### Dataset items
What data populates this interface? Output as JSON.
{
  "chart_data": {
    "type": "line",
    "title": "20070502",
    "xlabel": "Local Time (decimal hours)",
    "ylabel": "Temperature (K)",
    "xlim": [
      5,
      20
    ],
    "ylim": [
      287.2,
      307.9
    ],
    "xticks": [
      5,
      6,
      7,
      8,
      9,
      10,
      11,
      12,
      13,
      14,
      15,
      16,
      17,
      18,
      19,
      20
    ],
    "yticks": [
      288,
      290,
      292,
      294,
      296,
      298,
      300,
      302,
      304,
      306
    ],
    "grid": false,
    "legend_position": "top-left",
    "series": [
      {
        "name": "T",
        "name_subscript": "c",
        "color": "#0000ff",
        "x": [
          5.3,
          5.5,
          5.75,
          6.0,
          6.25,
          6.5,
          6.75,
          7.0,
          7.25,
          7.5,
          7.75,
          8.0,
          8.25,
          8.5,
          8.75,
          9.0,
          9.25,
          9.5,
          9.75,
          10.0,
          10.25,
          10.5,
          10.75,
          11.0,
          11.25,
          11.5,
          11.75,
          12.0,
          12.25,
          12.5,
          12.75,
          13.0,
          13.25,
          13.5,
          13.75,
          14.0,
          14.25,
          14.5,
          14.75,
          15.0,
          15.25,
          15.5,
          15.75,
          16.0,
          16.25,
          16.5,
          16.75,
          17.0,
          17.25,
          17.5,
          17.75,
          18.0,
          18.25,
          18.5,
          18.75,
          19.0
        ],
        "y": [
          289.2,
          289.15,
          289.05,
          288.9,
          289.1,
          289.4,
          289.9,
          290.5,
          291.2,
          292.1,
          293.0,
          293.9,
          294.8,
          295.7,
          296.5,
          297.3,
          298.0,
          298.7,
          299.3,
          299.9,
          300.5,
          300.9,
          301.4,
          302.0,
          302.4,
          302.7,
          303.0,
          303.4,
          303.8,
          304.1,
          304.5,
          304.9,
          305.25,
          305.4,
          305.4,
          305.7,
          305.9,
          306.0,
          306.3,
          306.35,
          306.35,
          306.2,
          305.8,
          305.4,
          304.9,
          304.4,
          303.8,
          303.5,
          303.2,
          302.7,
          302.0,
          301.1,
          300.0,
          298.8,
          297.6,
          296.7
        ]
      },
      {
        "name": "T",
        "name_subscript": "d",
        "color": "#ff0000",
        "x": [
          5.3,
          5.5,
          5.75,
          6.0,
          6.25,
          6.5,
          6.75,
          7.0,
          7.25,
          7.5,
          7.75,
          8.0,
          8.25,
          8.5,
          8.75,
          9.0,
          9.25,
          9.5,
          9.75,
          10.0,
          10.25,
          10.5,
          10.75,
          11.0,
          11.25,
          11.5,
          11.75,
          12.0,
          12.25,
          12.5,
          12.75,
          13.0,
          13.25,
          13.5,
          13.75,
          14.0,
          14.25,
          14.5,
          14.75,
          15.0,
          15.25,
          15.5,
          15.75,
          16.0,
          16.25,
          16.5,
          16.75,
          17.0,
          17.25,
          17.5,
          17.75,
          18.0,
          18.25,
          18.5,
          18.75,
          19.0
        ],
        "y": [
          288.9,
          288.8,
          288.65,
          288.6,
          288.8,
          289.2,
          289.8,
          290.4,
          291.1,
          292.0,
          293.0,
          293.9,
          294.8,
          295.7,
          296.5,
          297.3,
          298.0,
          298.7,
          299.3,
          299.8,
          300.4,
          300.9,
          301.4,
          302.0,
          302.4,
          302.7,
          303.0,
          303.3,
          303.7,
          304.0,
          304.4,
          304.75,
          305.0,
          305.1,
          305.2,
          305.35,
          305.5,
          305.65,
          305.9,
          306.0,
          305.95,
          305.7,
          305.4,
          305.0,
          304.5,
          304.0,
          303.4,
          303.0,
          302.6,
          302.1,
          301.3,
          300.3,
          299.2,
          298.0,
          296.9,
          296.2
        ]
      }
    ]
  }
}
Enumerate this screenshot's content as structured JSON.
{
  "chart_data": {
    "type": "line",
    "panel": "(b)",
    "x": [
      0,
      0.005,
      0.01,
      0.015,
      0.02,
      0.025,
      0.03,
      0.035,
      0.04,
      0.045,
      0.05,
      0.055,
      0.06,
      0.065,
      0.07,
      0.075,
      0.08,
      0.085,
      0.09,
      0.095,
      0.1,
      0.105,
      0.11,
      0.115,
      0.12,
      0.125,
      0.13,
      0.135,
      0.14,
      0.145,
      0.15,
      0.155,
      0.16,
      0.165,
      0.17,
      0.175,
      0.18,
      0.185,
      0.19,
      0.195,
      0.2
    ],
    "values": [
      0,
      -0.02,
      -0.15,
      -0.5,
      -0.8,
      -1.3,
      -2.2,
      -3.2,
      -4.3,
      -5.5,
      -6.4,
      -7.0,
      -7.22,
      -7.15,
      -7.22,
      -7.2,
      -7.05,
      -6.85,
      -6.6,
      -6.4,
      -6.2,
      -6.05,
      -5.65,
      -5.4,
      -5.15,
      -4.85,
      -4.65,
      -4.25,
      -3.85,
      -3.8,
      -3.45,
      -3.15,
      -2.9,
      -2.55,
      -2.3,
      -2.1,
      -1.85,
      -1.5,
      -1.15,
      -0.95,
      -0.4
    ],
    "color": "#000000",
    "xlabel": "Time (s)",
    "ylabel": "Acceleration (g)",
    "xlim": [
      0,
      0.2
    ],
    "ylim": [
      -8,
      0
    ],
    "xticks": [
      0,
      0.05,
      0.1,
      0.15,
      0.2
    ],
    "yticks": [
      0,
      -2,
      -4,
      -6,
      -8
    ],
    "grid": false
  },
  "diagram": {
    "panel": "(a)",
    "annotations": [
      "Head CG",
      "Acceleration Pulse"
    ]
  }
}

### What you are asked to do
Print the entries exactly. Include every one.

### Full answer
What data populates this interface? Output as JSON.
{
  "chart_data": {
    "type": "line",
    "title": "20070502",
    "xlabel": "Local Time (decimal hours)",
    "ylabel": "Temperature (K)",
    "xlim": [
      5,
      20
    ],
    "ylim": [
      287.2,
      307.9
    ],
    "xticks": [
      5,
      6,
      7,
      8,
      9,
      10,
      11,
      12,
      13,
      14,
      15,
      16,
      17,
      18,
      19,
      20
    ],
    "yticks": [
      288,
      290,
      292,
      294,
      296,
      298,
      300,
      302,
      304,
      306
    ],
    "grid": false,
    "legend_position": "top-left",
    "series": [
      {
        "name": "T",
        "name_subscript": "c",
        "color": "#0000ff",
        "x": [
          5.3,
          5.5,
          5.75,
          6.0,
          6.25,
          6.5,
          6.75,
          7.0,
          7.25,
          7.5,
          7.75,
          8.0,
          8.25,
          8.5,
          8.75,
          9.0,
          9.25,
          9.5,
          9.75,
          10.0,
          10.25,
          10.5,
          10.75,
          11.0,
          11.25,
          11.5,
          11.75,
          12.0,
          12.25,
          12.5,
          12.75,
          13.0,
          13.25,
          13.5,
          13.75,
          14.0,
          14.25,
          14.5,
          14.75,
          15.0,
          15.25,
          15.5,
          15.75,
          16.0,
          16.25,
          16.5,
          16.75,
          17.0,
          17.25,
          17.5,
          17.75,
          18.0,
          18.25,
          18.5,
          18.75,
          19.0
        ],
        "y": [
          289.2,
          289.15,
          289.05,
          288.9,
          289.1,
          289.4,
          289.9,
          290.5,
          291.2,
          292.1,
          293.0,
          293.9,
          294.8,
          295.7,
          296.5,
          297.3,
          298.0,
          298.7,
          299.3,
          299.9,
          300.5,
          300.9,
          301.4,
          302.0,
          302.4,
          302.7,
          303.0,
          303.4,
          303.8,
          304.1,
          304.5,
          304.9,
          305.25,
          305.4,
          305.4,
          305.7,
          305.9,
          306.0,
          306.3,
          306.35,
          306.35,
          306.2,
          305.8,
          305.4,
          304.9,
          304.4,
          303.8,
          303.5,
          303.2,
          302.7,
          302.0,
          301.1,
          300.0,
          298.8,
          297.6,
          296.7
        ]
      },
      {
        "name": "T",
        "name_subscript": "d",
        "color": "#ff0000",
        "x": [
          5.3,
          5.5,
          5.75,
          6.0,
          6.25,
          6.5,
          6.75,
          7.0,
          7.25,
          7.5,
          7.75,
          8.0,
          8.25,
          8.5,
          8.75,
          9.0,
          9.25,
          9.5,
          9.75,
          10.0,
          10.25,
          10.5,
          10.75,
          11.0,
          11.25,
          11.5,
          11.75,
          12.0,
          12.25,
          12.5,
          12.75,
          13.0,
          13.25,
          13.5,
          13.75,
          14.0,
          14.25,
          14.5,
          14.75,
          15.0,
          15.25,
          15.5,
          15.75,
          16.0,
          16.25,
          16.5,
          16.75,
          17.0,
          17.25,
          17.5,
          17.75,
          18.0,
          18.25,
          18.5,
          18.75,
          19.0
        ],
        "y": [
          288.9,
          288.8,
          288.65,
          288.6,
          288.8,
          289.2,
          289.8,
          290.4,
          291.1,
          292.0,
          293.0,
          293.9,
          294.8,
          295.7,
          296.5,
          297.3,
          298.0,
          298.7,
          299.3,
          299.8,
          300.4,
          300.9,
          301.4,
          302.0,
          302.4,
          302.7,
          303.0,
          303.3,
          303.7,
          304.0,
          304.4,
          304.75,
          305.0,
          305.1,
          305.2,
          305.35,
          305.5,
          305.65,
          305.9,
          306.0,
          305.95,
          305.7,
          305.4,
          305.0,
          304.5,
          304.0,
          303.4,
          303.0,
          302.6,
          302.1,
          301.3,
          300.3,
          299.2,
          298.0,
          296.9,
          296.2
        ]
      }
    ]
  }
}
Enumerate this screenshot's content as structured JSON.
{
  "chart_data": {
    "type": "line",
    "panel": "(b)",
    "x": [
      0,
      0.005,
      0.01,
      0.015,
      0.02,
      0.025,
      0.03,
      0.035,
      0.04,
      0.045,
      0.05,
      0.055,
      0.06,
      0.065,
      0.07,
      0.075,
      0.08,
      0.085,
      0.09,
      0.095,
      0.1,
      0.105,
      0.11,
      0.115,
      0.12,
      0.125,
      0.13,
      0.135,
      0.14,
      0.145,
      0.15,
      0.155,
      0.16,
      0.165,
      0.17,
      0.175,
      0.18,
      0.185,
      0.19,
      0.195,
      0.2
    ],
    "values": [
      0,
      -0.02,
      -0.15,
      -0.5,
      -0.8,
      -1.3,
      -2.2,
      -3.2,
      -4.3,
      -5.5,
      -6.4,
      -7.0,
      -7.22,
      -7.15,
      -7.22,
      -7.2,
      -7.05,
      -6.85,
      -6.6,
      -6.4,
      -6.2,
      -6.05,
      -5.65,
      -5.4,
      -5.15,
      -4.85,
      -4.65,
      -4.25,
      -3.85,
      -3.8,
      -3.45,
      -3.15,
      -2.9,
      -2.55,
      -2.3,
      -2.1,
      -1.85,
      -1.5,
      -1.15,
      -0.95,
      -0.4
    ],
    "color": "#000000",
    "xlabel": "Time (s)",
    "ylabel": "Acceleration (g)",
    "xlim": [
      0,
      0.2
    ],
    "ylim": [
      -8,
      0
    ],
    "xticks": [
      0,
      0.05,
      0.1,
      0.15,
      0.2
    ],
    "yticks": [
      0,
      -2,
      -4,
      -6,
      -8
    ],
    "grid": false
  },
  "diagram": {
    "panel": "(a)",
    "annotations": [
      "Head CG",
      "Acceleration Pulse"
    ]
  }
}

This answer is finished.